_DATASET EXCERPTS_:
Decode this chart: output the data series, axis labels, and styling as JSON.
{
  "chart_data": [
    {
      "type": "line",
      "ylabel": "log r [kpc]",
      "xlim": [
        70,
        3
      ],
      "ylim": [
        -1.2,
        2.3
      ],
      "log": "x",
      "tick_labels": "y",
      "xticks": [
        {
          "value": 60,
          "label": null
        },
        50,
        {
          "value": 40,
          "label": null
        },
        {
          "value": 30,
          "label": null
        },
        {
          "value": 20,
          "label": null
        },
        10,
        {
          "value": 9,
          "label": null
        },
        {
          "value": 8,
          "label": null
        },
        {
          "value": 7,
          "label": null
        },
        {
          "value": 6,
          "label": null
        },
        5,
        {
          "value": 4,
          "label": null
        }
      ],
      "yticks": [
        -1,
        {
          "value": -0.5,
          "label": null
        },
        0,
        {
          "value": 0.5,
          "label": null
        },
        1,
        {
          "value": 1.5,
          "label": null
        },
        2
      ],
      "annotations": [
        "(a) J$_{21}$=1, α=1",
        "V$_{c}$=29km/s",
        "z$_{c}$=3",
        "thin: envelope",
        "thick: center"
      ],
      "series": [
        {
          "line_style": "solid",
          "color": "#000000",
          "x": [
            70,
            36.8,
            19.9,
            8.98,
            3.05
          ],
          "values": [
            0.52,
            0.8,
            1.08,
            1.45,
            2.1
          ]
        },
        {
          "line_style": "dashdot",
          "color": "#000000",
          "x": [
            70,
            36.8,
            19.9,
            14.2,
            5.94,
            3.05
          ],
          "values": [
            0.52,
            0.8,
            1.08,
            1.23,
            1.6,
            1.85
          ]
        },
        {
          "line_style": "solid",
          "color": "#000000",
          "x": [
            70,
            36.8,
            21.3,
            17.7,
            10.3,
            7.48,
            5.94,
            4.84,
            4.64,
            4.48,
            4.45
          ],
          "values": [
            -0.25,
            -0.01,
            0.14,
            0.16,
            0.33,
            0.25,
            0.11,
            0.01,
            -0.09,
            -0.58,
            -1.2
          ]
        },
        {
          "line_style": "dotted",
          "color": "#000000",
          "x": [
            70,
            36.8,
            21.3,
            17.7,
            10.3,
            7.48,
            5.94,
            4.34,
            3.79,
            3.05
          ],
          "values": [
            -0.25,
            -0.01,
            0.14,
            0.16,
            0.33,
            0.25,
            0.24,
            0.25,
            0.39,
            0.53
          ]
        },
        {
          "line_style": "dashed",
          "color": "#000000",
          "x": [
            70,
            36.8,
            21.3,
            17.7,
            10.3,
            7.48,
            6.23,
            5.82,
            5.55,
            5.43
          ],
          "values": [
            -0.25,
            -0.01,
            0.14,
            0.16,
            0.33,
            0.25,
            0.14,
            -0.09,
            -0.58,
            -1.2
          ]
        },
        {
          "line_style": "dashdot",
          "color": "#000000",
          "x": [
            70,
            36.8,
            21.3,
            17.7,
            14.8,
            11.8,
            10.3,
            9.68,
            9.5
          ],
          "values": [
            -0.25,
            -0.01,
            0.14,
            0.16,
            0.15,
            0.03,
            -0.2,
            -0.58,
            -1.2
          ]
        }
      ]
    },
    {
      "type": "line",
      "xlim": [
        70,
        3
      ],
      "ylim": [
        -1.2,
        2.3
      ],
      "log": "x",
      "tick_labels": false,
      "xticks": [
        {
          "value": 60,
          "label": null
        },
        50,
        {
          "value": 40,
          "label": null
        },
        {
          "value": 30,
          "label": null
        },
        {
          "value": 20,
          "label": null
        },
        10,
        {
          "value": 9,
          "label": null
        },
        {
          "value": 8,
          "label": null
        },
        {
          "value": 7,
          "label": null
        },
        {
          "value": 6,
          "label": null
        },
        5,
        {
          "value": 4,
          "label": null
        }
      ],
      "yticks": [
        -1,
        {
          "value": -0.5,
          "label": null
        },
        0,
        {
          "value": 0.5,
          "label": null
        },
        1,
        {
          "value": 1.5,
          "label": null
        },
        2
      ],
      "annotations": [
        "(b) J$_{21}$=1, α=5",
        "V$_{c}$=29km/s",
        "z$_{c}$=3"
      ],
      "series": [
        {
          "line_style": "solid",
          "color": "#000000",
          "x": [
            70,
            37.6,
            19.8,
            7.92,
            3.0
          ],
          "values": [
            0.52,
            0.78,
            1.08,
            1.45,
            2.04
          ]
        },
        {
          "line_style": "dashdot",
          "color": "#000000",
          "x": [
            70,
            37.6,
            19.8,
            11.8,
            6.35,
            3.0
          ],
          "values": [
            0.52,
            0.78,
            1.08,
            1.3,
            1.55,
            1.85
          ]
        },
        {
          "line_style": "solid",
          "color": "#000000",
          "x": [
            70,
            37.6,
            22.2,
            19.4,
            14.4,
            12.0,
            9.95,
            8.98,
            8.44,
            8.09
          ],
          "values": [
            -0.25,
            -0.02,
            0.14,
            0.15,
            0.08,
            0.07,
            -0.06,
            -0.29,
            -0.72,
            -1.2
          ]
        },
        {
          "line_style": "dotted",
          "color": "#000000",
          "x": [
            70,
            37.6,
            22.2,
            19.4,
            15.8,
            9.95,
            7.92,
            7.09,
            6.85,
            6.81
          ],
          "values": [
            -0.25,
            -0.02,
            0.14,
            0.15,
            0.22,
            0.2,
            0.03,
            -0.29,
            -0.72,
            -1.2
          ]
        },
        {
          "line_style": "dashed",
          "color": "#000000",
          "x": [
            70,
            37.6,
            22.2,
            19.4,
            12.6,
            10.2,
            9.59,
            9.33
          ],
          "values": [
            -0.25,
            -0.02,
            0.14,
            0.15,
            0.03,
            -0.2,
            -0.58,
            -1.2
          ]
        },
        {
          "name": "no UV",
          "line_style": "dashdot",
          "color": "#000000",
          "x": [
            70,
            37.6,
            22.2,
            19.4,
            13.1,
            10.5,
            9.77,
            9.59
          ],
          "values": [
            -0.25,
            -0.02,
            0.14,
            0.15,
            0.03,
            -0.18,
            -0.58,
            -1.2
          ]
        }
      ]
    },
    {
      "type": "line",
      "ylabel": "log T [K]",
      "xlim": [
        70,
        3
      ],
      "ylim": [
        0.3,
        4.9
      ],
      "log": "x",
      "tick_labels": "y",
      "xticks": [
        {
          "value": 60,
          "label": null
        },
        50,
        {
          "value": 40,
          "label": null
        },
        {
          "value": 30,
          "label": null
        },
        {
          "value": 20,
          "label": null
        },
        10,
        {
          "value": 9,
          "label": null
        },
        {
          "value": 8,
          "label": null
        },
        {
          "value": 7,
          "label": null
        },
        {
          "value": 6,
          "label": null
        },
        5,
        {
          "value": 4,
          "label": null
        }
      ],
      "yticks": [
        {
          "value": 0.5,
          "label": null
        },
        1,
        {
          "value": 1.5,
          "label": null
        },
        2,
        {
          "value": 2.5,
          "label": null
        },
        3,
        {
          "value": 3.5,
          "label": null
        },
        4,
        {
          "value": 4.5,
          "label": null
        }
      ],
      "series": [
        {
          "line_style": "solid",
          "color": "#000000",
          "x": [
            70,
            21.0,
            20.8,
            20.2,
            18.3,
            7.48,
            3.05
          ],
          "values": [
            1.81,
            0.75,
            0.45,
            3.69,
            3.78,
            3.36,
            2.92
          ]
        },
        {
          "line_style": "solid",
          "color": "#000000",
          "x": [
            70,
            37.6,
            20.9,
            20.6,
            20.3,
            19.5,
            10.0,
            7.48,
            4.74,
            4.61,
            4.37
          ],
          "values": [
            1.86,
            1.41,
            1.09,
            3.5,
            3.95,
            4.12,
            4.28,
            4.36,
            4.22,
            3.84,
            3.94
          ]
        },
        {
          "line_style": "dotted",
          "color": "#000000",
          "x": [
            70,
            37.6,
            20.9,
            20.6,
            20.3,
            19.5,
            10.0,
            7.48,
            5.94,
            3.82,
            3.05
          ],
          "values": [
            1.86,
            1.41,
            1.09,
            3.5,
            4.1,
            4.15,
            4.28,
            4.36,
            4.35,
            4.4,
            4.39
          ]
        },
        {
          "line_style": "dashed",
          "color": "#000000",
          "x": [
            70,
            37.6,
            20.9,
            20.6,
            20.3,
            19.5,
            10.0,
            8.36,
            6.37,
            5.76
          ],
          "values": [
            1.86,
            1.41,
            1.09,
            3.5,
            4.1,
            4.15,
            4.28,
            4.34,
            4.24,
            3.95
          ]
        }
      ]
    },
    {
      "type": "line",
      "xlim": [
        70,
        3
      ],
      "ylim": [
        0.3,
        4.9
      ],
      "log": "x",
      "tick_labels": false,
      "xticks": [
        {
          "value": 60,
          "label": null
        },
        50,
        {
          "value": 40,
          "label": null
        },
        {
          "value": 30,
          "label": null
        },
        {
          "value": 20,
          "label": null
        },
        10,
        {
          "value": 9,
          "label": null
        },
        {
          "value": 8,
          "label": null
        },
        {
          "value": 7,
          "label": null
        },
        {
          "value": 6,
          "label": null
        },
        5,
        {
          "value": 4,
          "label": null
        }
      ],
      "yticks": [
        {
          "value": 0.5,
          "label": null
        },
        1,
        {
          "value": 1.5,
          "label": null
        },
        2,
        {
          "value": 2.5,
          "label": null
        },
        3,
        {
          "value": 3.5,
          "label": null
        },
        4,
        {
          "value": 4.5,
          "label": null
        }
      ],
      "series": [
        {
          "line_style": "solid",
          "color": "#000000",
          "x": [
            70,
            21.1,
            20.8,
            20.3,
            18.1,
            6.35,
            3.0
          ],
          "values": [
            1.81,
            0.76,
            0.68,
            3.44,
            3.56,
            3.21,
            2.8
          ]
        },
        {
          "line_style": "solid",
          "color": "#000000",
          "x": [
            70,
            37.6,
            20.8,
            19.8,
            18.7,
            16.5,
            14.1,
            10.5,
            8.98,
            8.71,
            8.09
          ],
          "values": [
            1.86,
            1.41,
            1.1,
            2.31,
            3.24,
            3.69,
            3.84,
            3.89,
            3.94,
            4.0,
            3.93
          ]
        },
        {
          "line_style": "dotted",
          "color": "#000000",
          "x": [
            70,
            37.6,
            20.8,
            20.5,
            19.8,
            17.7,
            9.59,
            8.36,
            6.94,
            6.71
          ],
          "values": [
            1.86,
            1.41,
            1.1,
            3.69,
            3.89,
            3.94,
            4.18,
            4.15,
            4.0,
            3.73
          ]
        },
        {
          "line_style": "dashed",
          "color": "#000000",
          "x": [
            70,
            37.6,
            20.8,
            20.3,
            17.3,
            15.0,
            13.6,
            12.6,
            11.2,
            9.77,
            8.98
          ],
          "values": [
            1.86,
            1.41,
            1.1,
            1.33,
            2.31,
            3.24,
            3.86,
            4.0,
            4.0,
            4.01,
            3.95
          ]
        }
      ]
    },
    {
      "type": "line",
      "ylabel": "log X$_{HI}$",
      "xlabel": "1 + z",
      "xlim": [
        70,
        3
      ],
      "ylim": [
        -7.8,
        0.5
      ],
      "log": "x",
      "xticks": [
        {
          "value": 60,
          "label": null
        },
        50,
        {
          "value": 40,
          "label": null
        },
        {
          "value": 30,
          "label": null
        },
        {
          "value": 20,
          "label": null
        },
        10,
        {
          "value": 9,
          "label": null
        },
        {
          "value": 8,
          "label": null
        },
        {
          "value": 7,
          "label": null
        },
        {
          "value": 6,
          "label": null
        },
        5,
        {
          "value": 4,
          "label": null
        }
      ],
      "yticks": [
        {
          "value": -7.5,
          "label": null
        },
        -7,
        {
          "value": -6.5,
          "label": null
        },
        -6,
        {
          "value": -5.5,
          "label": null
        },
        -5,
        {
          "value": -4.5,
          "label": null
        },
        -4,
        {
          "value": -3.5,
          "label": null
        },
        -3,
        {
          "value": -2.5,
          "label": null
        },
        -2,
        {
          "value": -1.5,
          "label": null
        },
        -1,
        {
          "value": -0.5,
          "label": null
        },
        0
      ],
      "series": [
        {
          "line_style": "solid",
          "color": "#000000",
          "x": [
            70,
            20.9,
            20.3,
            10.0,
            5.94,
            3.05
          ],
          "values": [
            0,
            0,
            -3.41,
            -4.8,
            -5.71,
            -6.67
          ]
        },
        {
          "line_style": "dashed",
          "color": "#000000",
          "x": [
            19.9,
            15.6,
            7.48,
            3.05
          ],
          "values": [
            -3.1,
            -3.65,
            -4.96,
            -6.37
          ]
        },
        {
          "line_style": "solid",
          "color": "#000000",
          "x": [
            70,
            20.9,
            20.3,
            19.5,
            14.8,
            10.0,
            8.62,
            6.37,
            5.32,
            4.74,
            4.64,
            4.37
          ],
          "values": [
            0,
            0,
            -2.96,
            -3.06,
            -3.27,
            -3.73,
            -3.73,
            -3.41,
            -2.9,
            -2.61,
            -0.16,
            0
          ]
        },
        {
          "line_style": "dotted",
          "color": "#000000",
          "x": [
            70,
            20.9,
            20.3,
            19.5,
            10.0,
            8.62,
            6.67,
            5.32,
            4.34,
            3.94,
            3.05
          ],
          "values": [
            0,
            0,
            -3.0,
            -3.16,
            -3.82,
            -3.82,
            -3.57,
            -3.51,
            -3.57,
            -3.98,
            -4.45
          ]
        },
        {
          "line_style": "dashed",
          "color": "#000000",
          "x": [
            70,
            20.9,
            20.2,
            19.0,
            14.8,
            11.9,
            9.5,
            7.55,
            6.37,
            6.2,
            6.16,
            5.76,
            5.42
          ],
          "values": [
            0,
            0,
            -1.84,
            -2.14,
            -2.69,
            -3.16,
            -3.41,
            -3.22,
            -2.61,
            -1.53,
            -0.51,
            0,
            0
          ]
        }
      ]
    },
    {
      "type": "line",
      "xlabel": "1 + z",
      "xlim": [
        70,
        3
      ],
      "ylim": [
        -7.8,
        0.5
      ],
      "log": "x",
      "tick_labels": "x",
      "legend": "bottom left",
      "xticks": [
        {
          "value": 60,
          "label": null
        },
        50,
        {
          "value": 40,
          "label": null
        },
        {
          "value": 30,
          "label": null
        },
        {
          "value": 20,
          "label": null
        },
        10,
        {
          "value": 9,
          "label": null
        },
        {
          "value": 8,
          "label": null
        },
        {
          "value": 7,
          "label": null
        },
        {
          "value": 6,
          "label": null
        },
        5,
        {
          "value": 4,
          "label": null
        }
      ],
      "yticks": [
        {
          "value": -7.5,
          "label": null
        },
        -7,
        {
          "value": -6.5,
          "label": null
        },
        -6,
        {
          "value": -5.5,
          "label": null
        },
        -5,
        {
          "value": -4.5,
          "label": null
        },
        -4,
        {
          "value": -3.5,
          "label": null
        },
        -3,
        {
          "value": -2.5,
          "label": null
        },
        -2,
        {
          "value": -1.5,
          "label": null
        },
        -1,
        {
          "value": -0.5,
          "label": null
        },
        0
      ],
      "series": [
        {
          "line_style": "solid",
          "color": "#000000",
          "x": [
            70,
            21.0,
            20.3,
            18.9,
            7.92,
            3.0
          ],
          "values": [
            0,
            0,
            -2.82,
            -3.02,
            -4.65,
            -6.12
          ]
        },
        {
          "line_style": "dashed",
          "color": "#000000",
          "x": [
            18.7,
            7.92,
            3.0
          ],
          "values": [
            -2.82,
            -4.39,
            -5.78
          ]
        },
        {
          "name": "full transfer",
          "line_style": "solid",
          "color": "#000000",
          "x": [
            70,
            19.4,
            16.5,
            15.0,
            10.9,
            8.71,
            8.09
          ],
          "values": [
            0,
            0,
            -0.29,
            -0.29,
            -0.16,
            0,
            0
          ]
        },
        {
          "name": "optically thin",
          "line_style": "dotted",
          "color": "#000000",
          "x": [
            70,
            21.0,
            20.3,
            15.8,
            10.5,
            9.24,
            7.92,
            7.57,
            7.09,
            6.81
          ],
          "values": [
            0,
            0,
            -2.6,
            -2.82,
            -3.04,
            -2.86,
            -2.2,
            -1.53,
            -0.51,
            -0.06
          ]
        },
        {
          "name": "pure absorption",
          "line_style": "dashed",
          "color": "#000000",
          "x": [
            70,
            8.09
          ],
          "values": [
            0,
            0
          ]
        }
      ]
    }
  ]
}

_WHAT TO PRODUCE_:
Counting only lines of the data above that hold "name", report the total and nothing else.

_RESULT OF THE TASK_:
4